> Information shown
--- START ---

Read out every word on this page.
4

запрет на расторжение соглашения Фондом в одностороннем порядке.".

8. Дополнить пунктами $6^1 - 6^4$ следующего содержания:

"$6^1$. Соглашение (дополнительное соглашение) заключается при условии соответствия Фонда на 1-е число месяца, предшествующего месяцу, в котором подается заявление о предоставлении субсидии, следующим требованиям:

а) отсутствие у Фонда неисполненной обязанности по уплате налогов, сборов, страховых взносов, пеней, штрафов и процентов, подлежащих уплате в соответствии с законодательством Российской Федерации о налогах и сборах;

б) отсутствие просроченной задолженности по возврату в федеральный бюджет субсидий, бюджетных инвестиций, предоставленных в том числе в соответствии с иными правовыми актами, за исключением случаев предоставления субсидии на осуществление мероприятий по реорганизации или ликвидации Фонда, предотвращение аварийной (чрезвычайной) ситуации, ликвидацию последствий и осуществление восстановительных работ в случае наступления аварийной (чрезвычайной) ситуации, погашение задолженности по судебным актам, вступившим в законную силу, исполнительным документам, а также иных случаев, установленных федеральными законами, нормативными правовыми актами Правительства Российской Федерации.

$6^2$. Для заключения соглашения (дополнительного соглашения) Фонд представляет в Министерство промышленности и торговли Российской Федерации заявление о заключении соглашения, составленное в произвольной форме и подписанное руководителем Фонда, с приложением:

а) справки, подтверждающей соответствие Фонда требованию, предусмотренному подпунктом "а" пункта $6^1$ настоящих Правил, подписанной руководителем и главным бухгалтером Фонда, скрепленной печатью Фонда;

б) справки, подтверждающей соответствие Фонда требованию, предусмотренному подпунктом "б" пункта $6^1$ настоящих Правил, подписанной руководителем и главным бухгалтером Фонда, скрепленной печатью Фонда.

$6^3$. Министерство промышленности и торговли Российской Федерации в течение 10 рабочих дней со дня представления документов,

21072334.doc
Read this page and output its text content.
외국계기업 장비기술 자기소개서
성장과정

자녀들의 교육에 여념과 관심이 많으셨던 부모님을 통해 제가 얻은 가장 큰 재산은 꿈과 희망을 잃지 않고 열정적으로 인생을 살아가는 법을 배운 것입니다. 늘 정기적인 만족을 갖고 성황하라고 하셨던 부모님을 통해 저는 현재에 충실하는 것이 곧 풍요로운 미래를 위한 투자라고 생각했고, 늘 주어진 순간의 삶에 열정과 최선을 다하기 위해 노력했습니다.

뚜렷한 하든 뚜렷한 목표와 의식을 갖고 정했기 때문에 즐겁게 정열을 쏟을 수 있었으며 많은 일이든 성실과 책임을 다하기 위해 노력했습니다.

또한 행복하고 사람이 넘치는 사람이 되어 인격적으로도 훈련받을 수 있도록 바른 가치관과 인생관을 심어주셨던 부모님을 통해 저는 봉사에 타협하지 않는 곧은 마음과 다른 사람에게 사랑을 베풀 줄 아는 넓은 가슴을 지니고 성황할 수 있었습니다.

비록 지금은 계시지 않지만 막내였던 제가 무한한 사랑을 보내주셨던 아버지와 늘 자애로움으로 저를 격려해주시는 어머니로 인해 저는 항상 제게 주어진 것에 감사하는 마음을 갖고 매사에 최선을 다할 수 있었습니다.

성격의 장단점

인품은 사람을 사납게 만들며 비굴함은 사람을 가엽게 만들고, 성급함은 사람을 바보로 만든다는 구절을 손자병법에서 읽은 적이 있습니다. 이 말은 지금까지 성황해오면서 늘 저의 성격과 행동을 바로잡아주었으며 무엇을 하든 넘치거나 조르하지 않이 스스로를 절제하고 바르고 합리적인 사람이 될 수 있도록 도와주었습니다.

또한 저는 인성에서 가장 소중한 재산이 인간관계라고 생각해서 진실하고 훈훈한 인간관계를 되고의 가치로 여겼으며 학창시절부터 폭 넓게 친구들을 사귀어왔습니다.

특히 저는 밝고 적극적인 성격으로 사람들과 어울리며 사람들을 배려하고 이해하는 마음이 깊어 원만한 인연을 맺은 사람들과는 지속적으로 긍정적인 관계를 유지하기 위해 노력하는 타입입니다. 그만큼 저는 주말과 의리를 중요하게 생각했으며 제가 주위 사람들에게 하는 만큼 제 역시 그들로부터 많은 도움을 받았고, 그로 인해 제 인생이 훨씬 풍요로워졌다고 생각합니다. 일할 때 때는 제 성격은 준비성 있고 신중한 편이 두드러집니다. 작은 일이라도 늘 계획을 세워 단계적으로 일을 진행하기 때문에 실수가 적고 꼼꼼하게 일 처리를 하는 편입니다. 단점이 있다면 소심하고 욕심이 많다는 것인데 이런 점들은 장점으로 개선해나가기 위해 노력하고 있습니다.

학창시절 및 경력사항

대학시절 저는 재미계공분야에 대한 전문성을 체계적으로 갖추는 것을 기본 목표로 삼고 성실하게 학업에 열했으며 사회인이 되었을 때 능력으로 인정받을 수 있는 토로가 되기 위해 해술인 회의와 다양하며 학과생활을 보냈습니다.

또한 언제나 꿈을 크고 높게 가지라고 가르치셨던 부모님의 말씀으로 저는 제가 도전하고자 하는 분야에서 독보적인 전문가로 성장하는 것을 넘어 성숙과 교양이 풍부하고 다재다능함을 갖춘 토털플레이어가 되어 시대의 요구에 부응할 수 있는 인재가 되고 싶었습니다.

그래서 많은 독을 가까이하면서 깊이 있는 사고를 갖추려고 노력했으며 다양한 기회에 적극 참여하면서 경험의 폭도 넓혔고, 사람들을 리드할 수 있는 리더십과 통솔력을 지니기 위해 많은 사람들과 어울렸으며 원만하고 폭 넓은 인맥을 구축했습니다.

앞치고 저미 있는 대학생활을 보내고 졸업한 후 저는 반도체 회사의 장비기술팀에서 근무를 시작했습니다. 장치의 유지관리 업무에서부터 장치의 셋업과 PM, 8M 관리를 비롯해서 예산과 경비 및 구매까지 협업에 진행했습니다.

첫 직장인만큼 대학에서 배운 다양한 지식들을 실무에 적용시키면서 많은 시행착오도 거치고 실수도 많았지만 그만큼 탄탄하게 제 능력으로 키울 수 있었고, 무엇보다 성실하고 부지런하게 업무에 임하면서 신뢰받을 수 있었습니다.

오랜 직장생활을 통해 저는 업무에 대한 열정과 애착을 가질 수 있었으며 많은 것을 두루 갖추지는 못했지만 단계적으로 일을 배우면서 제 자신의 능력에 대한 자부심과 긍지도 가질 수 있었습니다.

--- END ---

> Instructions to follow
Every line above should be written out again exactly as it stands.

> The answer
Read out every word on this page.
4

запрет на расторжение соглашения Фондом в одностороннем порядке.".

8. Дополнить пунктами $6^1 - 6^4$ следующего содержания:

"$6^1$. Соглашение (дополнительное соглашение) заключается при условии соответствия Фонда на 1-е число месяца, предшествующего месяцу, в котором подается заявление о предоставлении субсидии, следующим требованиям:

а) отсутствие у Фонда неисполненной обязанности по уплате налогов, сборов, страховых взносов, пеней, штрафов и процентов, подлежащих уплате в соответствии с законодательством Российской Федерации о налогах и сборах;

б) отсутствие просроченной задолженности по возврату в федеральный бюджет субсидий, бюджетных инвестиций, предоставленных в том числе в соответствии с иными правовыми актами, за исключением случаев предоставления субсидии на осуществление мероприятий по реорганизации или ликвидации Фонда, предотвращение аварийной (чрезвычайной) ситуации, ликвидацию последствий и осуществление восстановительных работ в случае наступления аварийной (чрезвычайной) ситуации, погашение задолженности по судебным актам, вступившим в законную силу, исполнительным документам, а также иных случаев, установленных федеральными законами, нормативными правовыми актами Правительства Российской Федерации.

$6^2$. Для заключения соглашения (дополнительного соглашения) Фонд представляет в Министерство промышленности и торговли Российской Федерации заявление о заключении соглашения, составленное в произвольной форме и подписанное руководителем Фонда, с приложением:

а) справки, подтверждающей соответствие Фонда требованию, предусмотренному подпунктом "а" пункта $6^1$ настоящих Правил, подписанной руководителем и главным бухгалтером Фонда, скрепленной печатью Фонда;

б) справки, подтверждающей соответствие Фонда требованию, предусмотренному подпунктом "б" пункта $6^1$ настоящих Правил, подписанной руководителем и главным бухгалтером Фонда, скрепленной печатью Фонда.

$6^3$. Министерство промышленности и торговли Российской Федерации в течение 10 рабочих дней со дня представления документов,

21072334.doc
Read this page and output its text content.
외국계기업 장비기술 자기소개서
성장과정

자녀들의 교육에 여념과 관심이 많으셨던 부모님을 통해 제가 얻은 가장 큰 재산은 꿈과 희망을 잃지 않고 열정적으로 인생을 살아가는 법을 배운 것입니다. 늘 정기적인 만족을 갖고 성황하라고 하셨던 부모님을 통해 저는 현재에 충실하는 것이 곧 풍요로운 미래를 위한 투자라고 생각했고, 늘 주어진 순간의 삶에 열정과 최선을 다하기 위해 노력했습니다.

뚜렷한 하든 뚜렷한 목표와 의식을 갖고 정했기 때문에 즐겁게 정열을 쏟을 수 있었으며 많은 일이든 성실과 책임을 다하기 위해 노력했습니다.

또한 행복하고 사람이 넘치는 사람이 되어 인격적으로도 훈련받을 수 있도록 바른 가치관과 인생관을 심어주셨던 부모님을 통해 저는 봉사에 타협하지 않는 곧은 마음과 다른 사람에게 사랑을 베풀 줄 아는 넓은 가슴을 지니고 성황할 수 있었습니다.

비록 지금은 계시지 않지만 막내였던 제가 무한한 사랑을 보내주셨던 아버지와 늘 자애로움으로 저를 격려해주시는 어머니로 인해 저는 항상 제게 주어진 것에 감사하는 마음을 갖고 매사에 최선을 다할 수 있었습니다.

성격의 장단점

인품은 사람을 사납게 만들며 비굴함은 사람을 가엽게 만들고, 성급함은 사람을 바보로 만든다는 구절을 손자병법에서 읽은 적이 있습니다. 이 말은 지금까지 성황해오면서 늘 저의 성격과 행동을 바로잡아주었으며 무엇을 하든 넘치거나 조르하지 않이 스스로를 절제하고 바르고 합리적인 사람이 될 수 있도록 도와주었습니다.

또한 저는 인성에서 가장 소중한 재산이 인간관계라고 생각해서 진실하고 훈훈한 인간관계를 되고의 가치로 여겼으며 학창시절부터 폭 넓게 친구들을 사귀어왔습니다.

특히 저는 밝고 적극적인 성격으로 사람들과 어울리며 사람들을 배려하고 이해하는 마음이 깊어 원만한 인연을 맺은 사람들과는 지속적으로 긍정적인 관계를 유지하기 위해 노력하는 타입입니다. 그만큼 저는 주말과 의리를 중요하게 생각했으며 제가 주위 사람들에게 하는 만큼 제 역시 그들로부터 많은 도움을 받았고, 그로 인해 제 인생이 훨씬 풍요로워졌다고 생각합니다. 일할 때 때는 제 성격은 준비성 있고 신중한 편이 두드러집니다. 작은 일이라도 늘 계획을 세워 단계적으로 일을 진행하기 때문에 실수가 적고 꼼꼼하게 일 처리를 하는 편입니다. 단점이 있다면 소심하고 욕심이 많다는 것인데 이런 점들은 장점으로 개선해나가기 위해 노력하고 있습니다.

학창시절 및 경력사항

대학시절 저는 재미계공분야에 대한 전문성을 체계적으로 갖추는 것을 기본 목표로 삼고 성실하게 학업에 열했으며 사회인이 되었을 때 능력으로 인정받을 수 있는 토로가 되기 위해 해술인 회의와 다양하며 학과생활을 보냈습니다.

또한 언제나 꿈을 크고 높게 가지라고 가르치셨던 부모님의 말씀으로 저는 제가 도전하고자 하는 분야에서 독보적인 전문가로 성장하는 것을 넘어 성숙과 교양이 풍부하고 다재다능함을 갖춘 토털플레이어가 되어 시대의 요구에 부응할 수 있는 인재가 되고 싶었습니다.

그래서 많은 독을 가까이하면서 깊이 있는 사고를 갖추려고 노력했으며 다양한 기회에 적극 참여하면서 경험의 폭도 넓혔고, 사람들을 리드할 수 있는 리더십과 통솔력을 지니기 위해 많은 사람들과 어울렸으며 원만하고 폭 넓은 인맥을 구축했습니다.

앞치고 저미 있는 대학생활을 보내고 졸업한 후 저는 반도체 회사의 장비기술팀에서 근무를 시작했습니다. 장치의 유지관리 업무에서부터 장치의 셋업과 PM, 8M 관리를 비롯해서 예산과 경비 및 구매까지 협업에 진행했습니다.

첫 직장인만큼 대학에서 배운 다양한 지식들을 실무에 적용시키면서 많은 시행착오도 거치고 실수도 많았지만 그만큼 탄탄하게 제 능력으로 키울 수 있었고, 무엇보다 성실하고 부지런하게 업무에 임하면서 신뢰받을 수 있었습니다.

오랜 직장생활을 통해 저는 업무에 대한 열정과 애착을 가질 수 있었으며 많은 것을 두루 갖추지는 못했지만 단계적으로 일을 배우면서 제 자신의 능력에 대한 자부심과 긍지도 가질 수 있었습니다.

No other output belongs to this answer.